Task to complete — How many lines in the listing below include the word "направление"? Answer with the number and nothing else.

Given records —
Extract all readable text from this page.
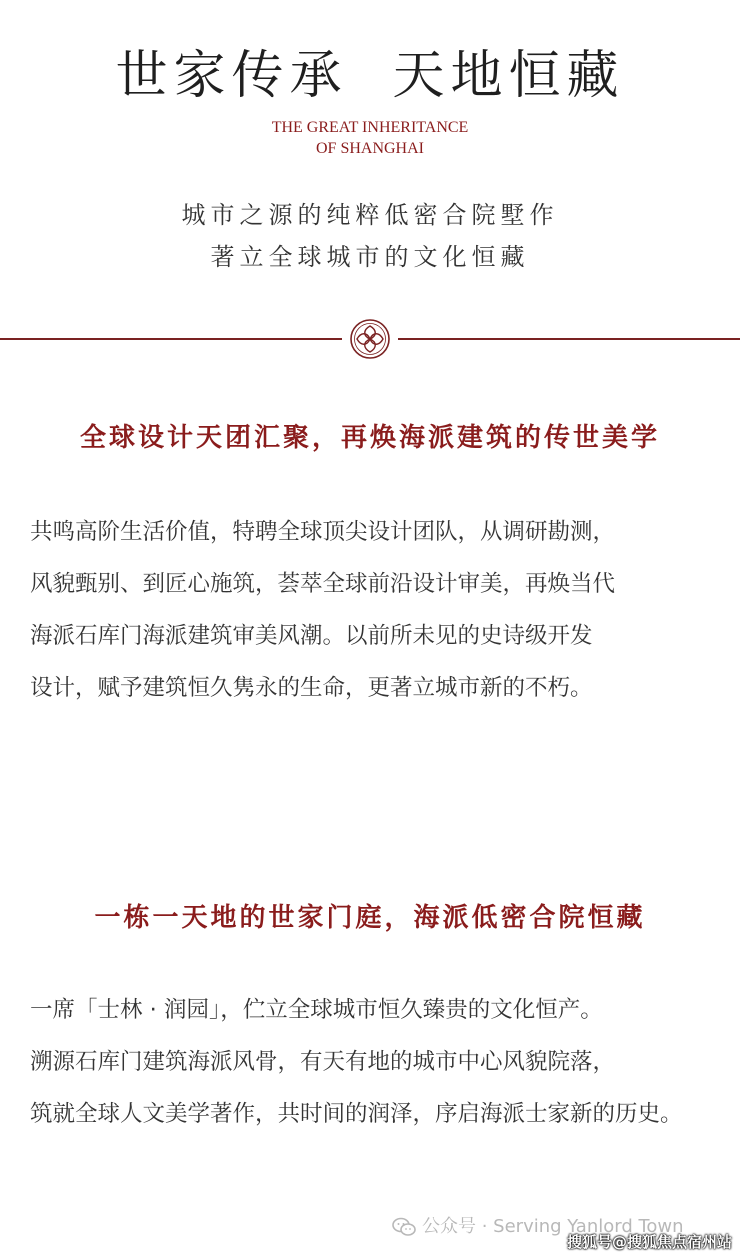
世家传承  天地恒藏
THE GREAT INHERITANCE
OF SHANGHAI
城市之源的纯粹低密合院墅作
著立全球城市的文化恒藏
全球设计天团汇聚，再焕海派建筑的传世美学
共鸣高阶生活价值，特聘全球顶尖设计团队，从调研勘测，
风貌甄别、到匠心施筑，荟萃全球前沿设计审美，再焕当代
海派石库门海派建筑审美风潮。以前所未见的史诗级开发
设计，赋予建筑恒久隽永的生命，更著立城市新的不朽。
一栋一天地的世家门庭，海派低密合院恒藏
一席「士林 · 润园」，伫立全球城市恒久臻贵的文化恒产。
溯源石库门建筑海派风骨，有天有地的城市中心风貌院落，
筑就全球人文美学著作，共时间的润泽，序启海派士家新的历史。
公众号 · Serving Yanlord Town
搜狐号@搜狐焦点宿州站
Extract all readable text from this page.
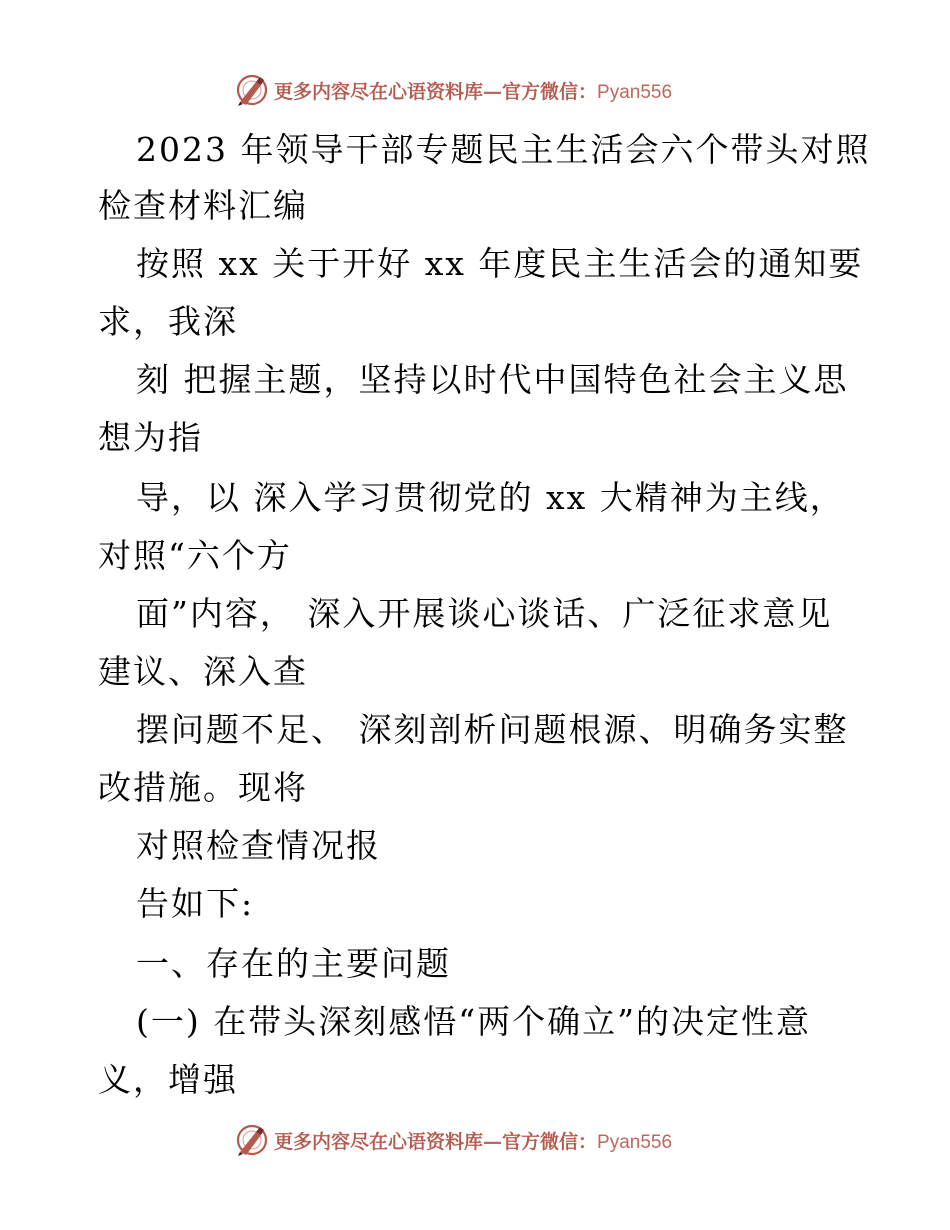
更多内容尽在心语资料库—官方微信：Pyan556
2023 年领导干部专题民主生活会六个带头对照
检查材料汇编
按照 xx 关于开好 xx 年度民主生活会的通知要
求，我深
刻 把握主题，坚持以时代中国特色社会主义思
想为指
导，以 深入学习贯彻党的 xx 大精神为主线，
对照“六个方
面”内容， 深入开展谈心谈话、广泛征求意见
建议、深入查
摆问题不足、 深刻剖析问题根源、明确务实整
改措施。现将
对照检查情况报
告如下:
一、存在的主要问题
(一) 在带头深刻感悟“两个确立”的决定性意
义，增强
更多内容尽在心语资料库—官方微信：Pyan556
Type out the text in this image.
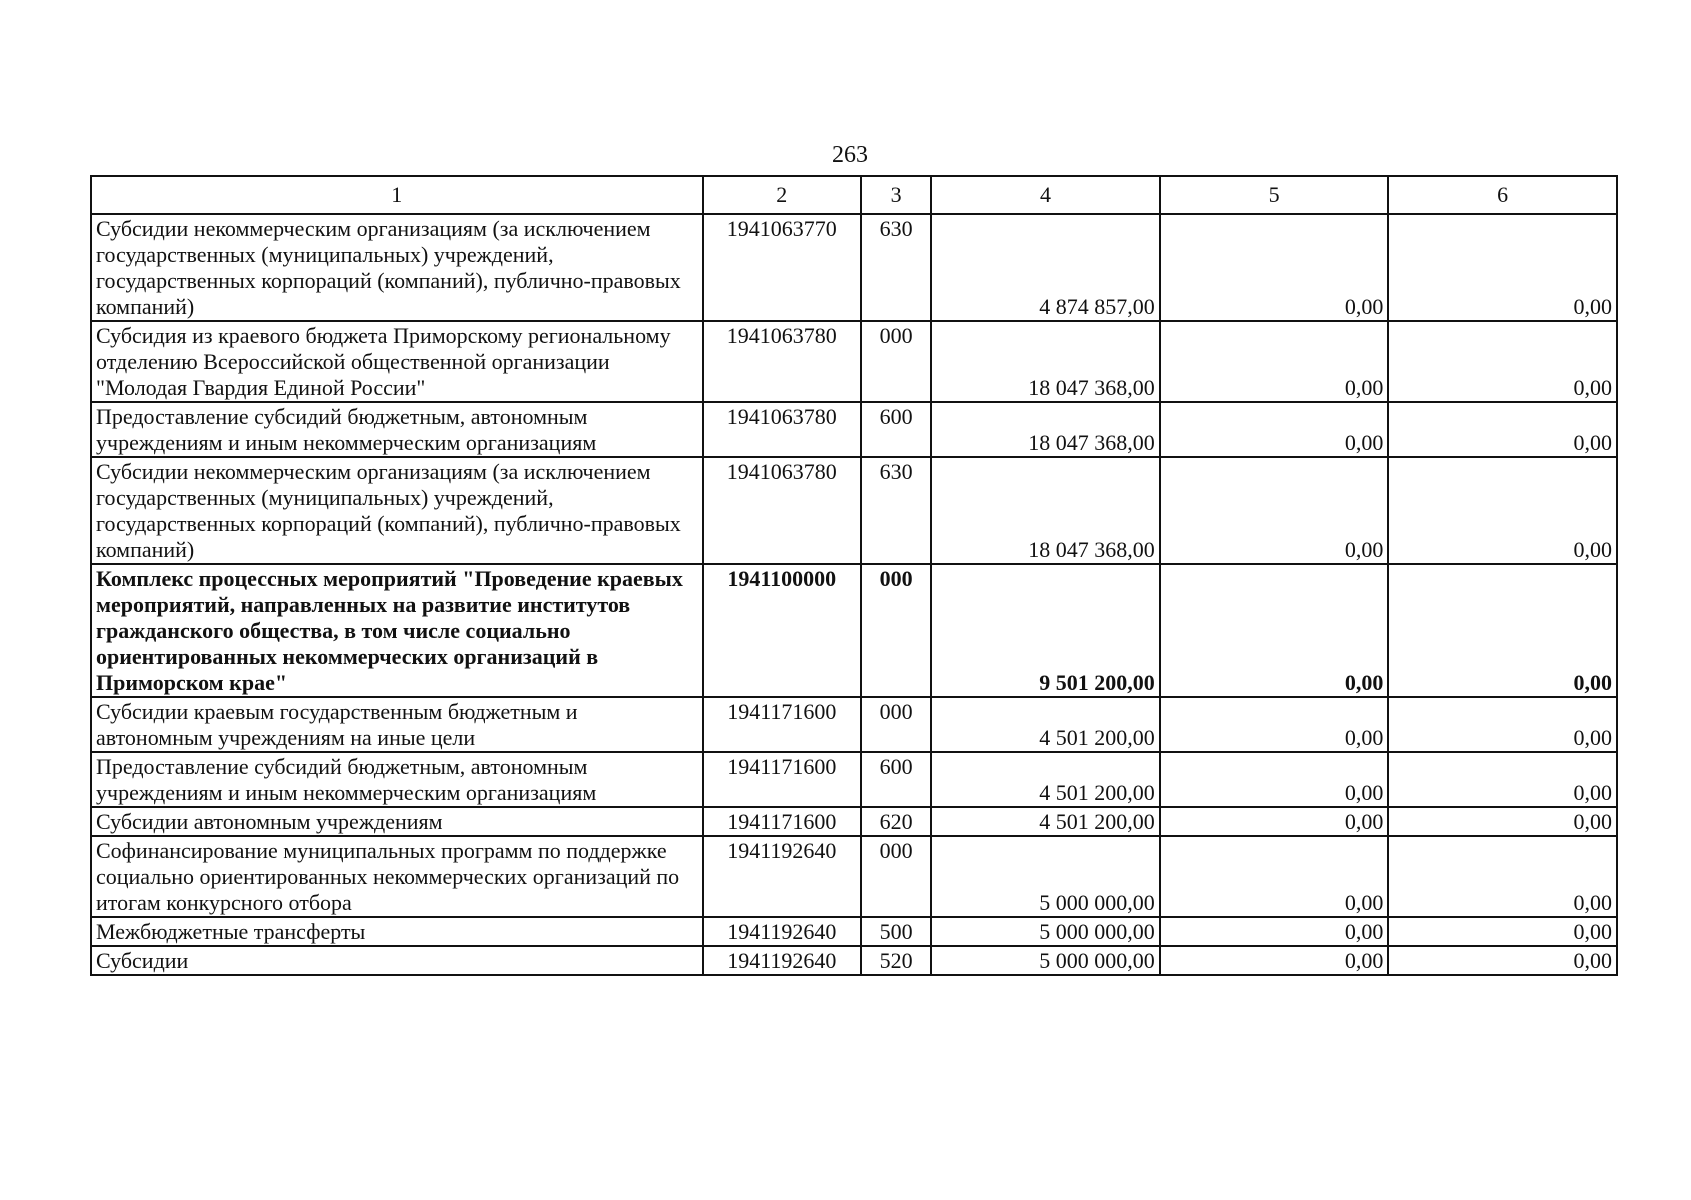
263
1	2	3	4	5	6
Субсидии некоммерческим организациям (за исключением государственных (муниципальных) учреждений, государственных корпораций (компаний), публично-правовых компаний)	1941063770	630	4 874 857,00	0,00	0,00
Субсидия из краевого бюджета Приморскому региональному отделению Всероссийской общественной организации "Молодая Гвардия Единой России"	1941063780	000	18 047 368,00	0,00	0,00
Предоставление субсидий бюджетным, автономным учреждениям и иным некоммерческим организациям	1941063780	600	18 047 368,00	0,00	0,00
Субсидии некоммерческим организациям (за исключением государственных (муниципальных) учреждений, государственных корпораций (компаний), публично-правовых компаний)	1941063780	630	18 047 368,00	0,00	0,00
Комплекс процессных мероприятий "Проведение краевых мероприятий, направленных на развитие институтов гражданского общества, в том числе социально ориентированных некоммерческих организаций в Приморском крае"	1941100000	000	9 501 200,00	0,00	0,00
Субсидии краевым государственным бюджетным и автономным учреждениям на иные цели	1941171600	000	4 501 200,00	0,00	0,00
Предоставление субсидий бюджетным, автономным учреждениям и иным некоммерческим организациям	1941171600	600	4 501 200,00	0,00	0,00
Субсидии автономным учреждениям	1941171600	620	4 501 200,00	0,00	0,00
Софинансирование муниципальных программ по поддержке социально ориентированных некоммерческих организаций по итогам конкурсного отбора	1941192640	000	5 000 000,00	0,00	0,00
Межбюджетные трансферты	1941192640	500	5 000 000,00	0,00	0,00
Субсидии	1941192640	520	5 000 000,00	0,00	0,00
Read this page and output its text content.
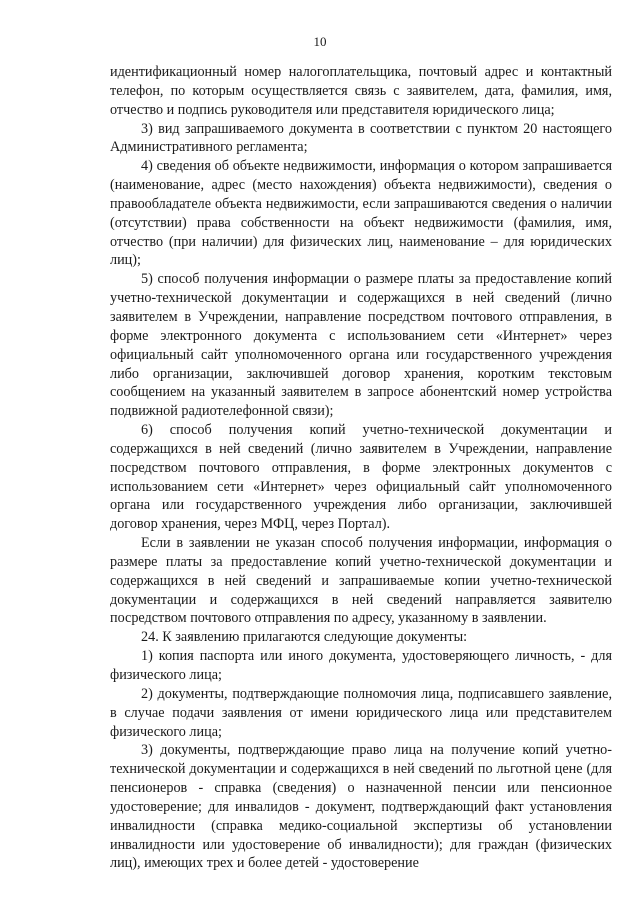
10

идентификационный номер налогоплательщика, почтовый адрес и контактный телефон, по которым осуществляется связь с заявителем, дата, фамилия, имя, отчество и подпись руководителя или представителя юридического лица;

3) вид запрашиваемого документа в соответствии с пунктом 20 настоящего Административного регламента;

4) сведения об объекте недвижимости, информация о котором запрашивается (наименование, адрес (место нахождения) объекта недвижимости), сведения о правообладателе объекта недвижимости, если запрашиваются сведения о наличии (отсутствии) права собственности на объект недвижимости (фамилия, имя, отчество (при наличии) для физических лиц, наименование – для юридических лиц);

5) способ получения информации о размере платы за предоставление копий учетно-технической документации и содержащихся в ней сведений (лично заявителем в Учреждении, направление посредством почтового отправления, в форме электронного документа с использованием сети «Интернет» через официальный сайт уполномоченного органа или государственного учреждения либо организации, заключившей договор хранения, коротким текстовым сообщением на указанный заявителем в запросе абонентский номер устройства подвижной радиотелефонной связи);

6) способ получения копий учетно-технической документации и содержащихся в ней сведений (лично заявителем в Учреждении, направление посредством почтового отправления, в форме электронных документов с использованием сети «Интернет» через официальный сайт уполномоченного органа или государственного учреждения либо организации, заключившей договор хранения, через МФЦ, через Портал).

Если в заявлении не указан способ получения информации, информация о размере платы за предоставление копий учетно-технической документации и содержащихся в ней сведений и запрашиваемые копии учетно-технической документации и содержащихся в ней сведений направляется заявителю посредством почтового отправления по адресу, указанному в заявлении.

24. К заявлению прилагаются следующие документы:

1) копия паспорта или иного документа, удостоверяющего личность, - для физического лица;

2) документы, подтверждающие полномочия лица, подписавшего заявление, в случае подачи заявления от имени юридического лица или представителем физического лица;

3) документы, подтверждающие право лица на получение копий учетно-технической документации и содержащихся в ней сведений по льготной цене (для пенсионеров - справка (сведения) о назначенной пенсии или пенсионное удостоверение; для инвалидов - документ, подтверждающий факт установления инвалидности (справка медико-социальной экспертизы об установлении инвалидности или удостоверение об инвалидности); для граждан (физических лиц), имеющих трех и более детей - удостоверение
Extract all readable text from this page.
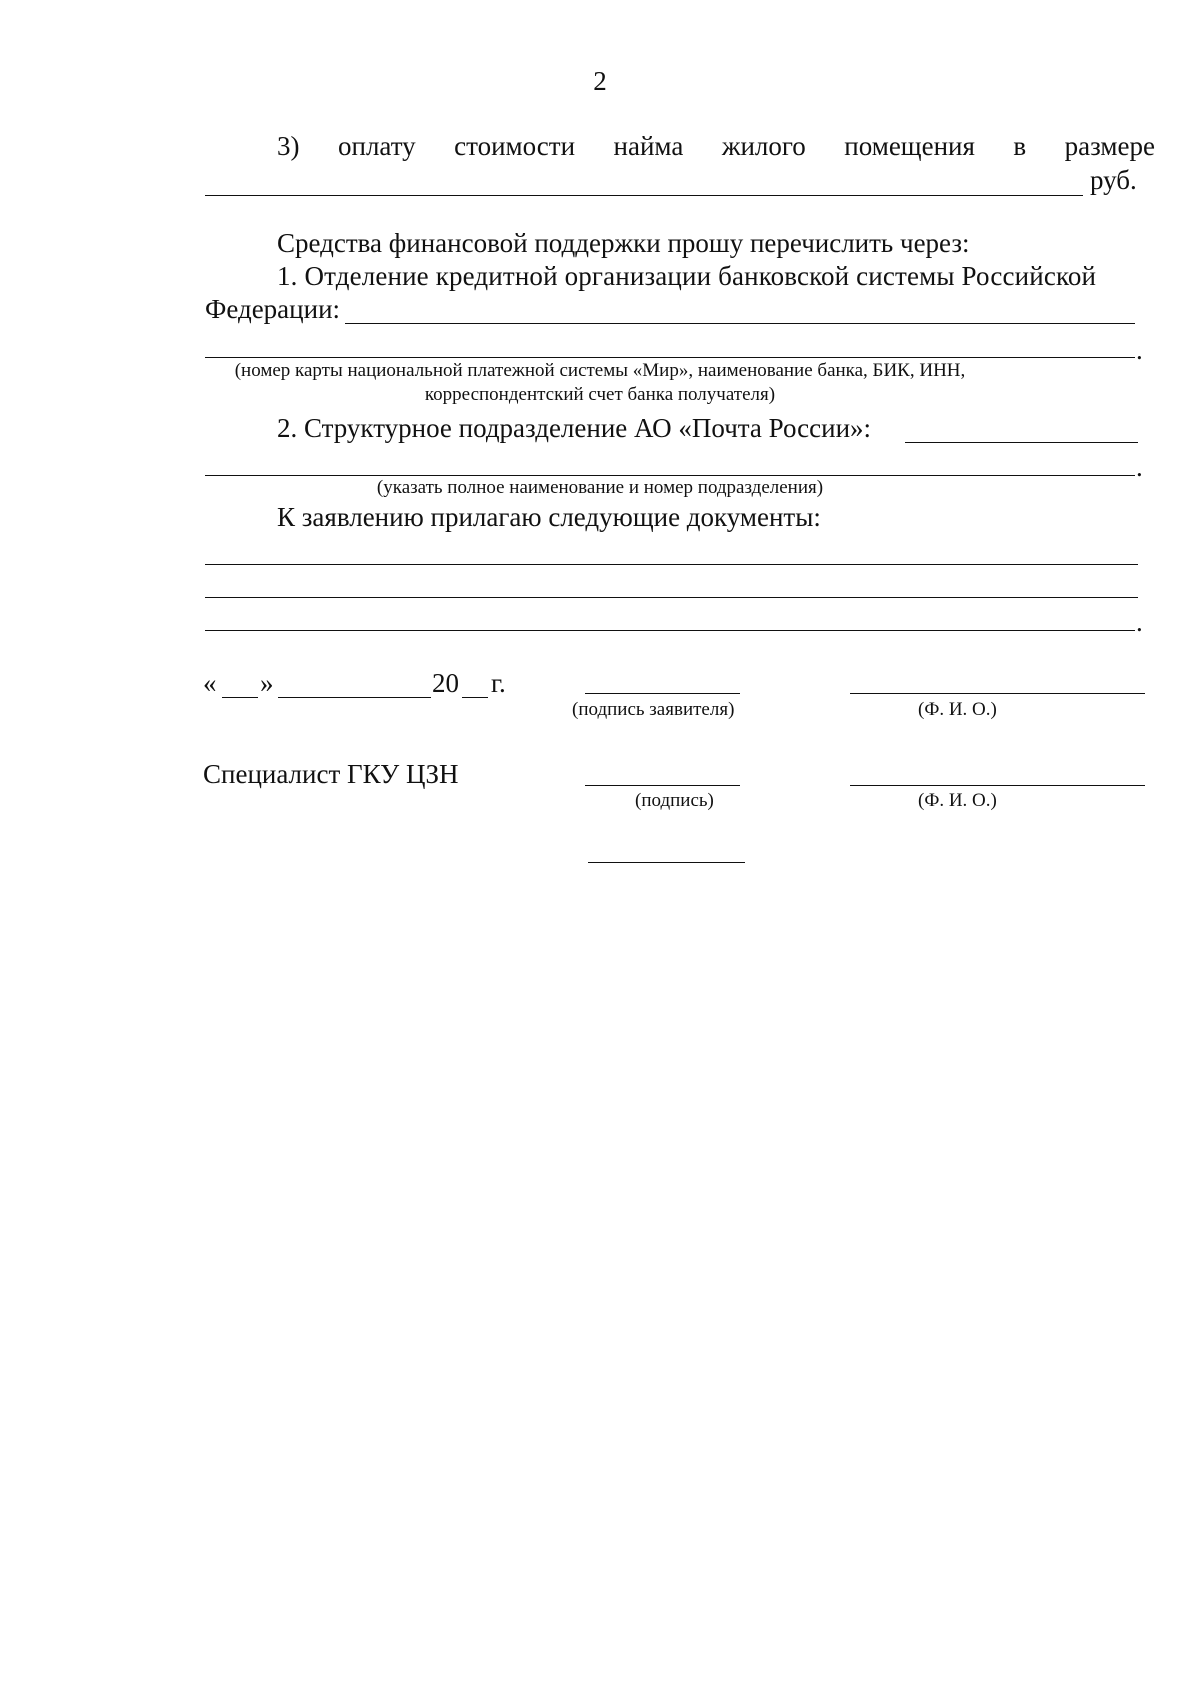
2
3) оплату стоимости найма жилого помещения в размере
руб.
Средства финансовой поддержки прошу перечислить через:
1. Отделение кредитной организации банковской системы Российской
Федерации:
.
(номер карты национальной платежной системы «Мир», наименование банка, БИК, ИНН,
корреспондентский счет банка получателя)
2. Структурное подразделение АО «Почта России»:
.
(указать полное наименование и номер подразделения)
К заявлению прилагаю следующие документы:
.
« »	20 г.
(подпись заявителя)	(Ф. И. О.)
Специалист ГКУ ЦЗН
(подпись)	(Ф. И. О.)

Exercise answer — 2